# Task goal
Quote the records below in full, exactly as given, with the images taken out.

# Exercise material

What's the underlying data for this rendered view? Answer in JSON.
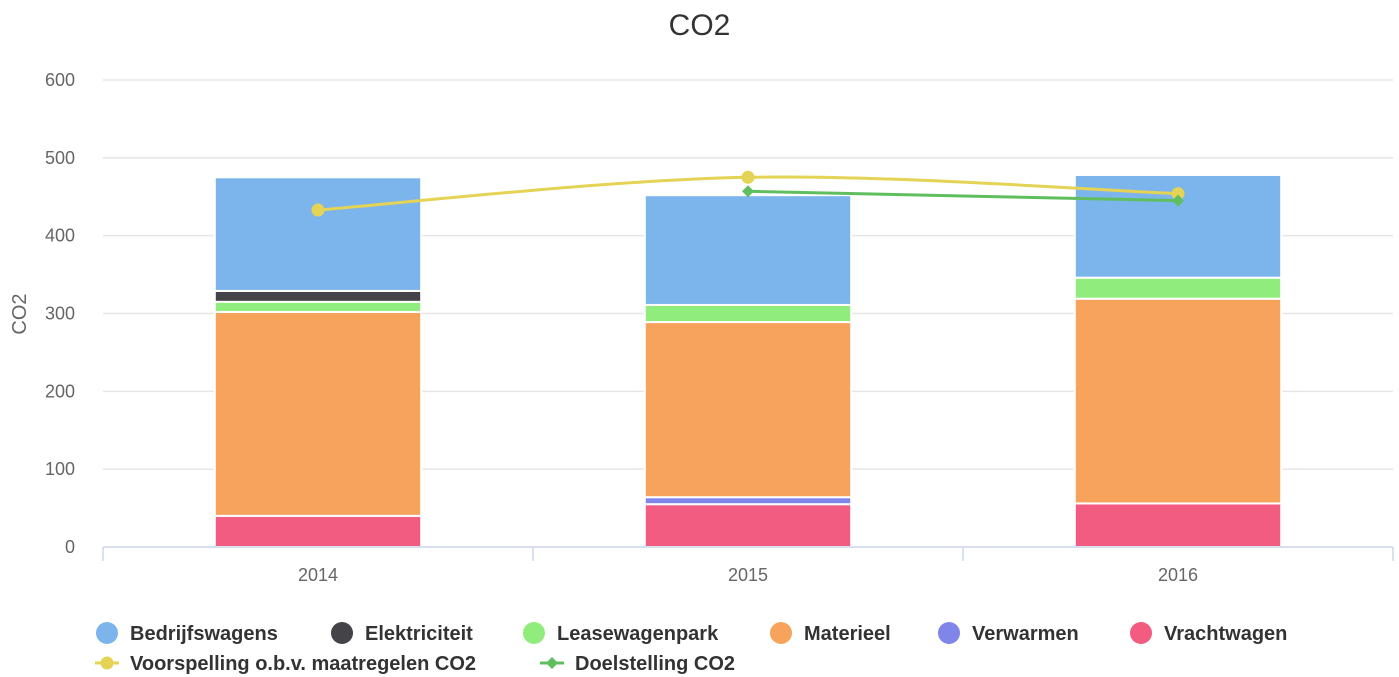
{
  "chart_data": {
    "type": "bar",
    "title": "CO2",
    "xlabel": "",
    "ylabel": "CO2",
    "categories": [
      "2014",
      "2015",
      "2016"
    ],
    "ylim": [
      0,
      600
    ],
    "yticks": [
      0,
      100,
      200,
      300,
      400,
      500,
      600
    ],
    "stacked": true,
    "grid": true,
    "legend_position": "bottom",
    "series": [
      {
        "name": "Vrachtwagen",
        "type": "bar",
        "color": "#f15c80",
        "values": [
          40,
          55,
          56
        ]
      },
      {
        "name": "Verwarmen",
        "type": "bar",
        "color": "#8085e9",
        "values": [
          0,
          9,
          0
        ]
      },
      {
        "name": "Materieel",
        "type": "bar",
        "color": "#f7a35c",
        "values": [
          262,
          225,
          263
        ]
      },
      {
        "name": "Leasewagenpark",
        "type": "bar",
        "color": "#90ed7d",
        "values": [
          13,
          22,
          27
        ]
      },
      {
        "name": "Elektriciteit",
        "type": "bar",
        "color": "#434348",
        "values": [
          14,
          0,
          0
        ]
      },
      {
        "name": "Bedrijfswagens",
        "type": "bar",
        "color": "#7cb5ec",
        "values": [
          146,
          141,
          132
        ]
      },
      {
        "name": "Voorspelling o.b.v. maatregelen CO2",
        "type": "line",
        "color": "#e4d354",
        "marker": "circle",
        "values": [
          433,
          475,
          454
        ]
      },
      {
        "name": "Doelstelling CO2",
        "type": "line",
        "color": "#5fbf5f",
        "marker": "diamond",
        "values": [
          null,
          457,
          445
        ]
      }
    ],
    "legend_order": [
      "Bedrijfswagens",
      "Elektriciteit",
      "Leasewagenpark",
      "Materieel",
      "Verwarmen",
      "Vrachtwagen",
      "Voorspelling o.b.v. maatregelen CO2",
      "Doelstelling CO2"
    ]
  }
}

# Answer to the task
What's the underlying data for this rendered view? Answer in JSON.
{
  "chart_data": {
    "type": "bar",
    "title": "CO2",
    "xlabel": "",
    "ylabel": "CO2",
    "categories": [
      "2014",
      "2015",
      "2016"
    ],
    "ylim": [
      0,
      600
    ],
    "yticks": [
      0,
      100,
      200,
      300,
      400,
      500,
      600
    ],
    "stacked": true,
    "grid": true,
    "legend_position": "bottom",
    "series": [
      {
        "name": "Vrachtwagen",
        "type": "bar",
        "color": "#f15c80",
        "values": [
          40,
          55,
          56
        ]
      },
      {
        "name": "Verwarmen",
        "type": "bar",
        "color": "#8085e9",
        "values": [
          0,
          9,
          0
        ]
      },
      {
        "name": "Materieel",
        "type": "bar",
        "color": "#f7a35c",
        "values": [
          262,
          225,
          263
        ]
      },
      {
        "name": "Leasewagenpark",
        "type": "bar",
        "color": "#90ed7d",
        "values": [
          13,
          22,
          27
        ]
      },
      {
        "name": "Elektriciteit",
        "type": "bar",
        "color": "#434348",
        "values": [
          14,
          0,
          0
        ]
      },
      {
        "name": "Bedrijfswagens",
        "type": "bar",
        "color": "#7cb5ec",
        "values": [
          146,
          141,
          132
        ]
      },
      {
        "name": "Voorspelling o.b.v. maatregelen CO2",
        "type": "line",
        "color": "#e4d354",
        "marker": "circle",
        "values": [
          433,
          475,
          454
        ]
      },
      {
        "name": "Doelstelling CO2",
        "type": "line",
        "color": "#5fbf5f",
        "marker": "diamond",
        "values": [
          null,
          457,
          445
        ]
      }
    ],
    "legend_order": [
      "Bedrijfswagens",
      "Elektriciteit",
      "Leasewagenpark",
      "Materieel",
      "Verwarmen",
      "Vrachtwagen",
      "Voorspelling o.b.v. maatregelen CO2",
      "Doelstelling CO2"
    ]
  }
}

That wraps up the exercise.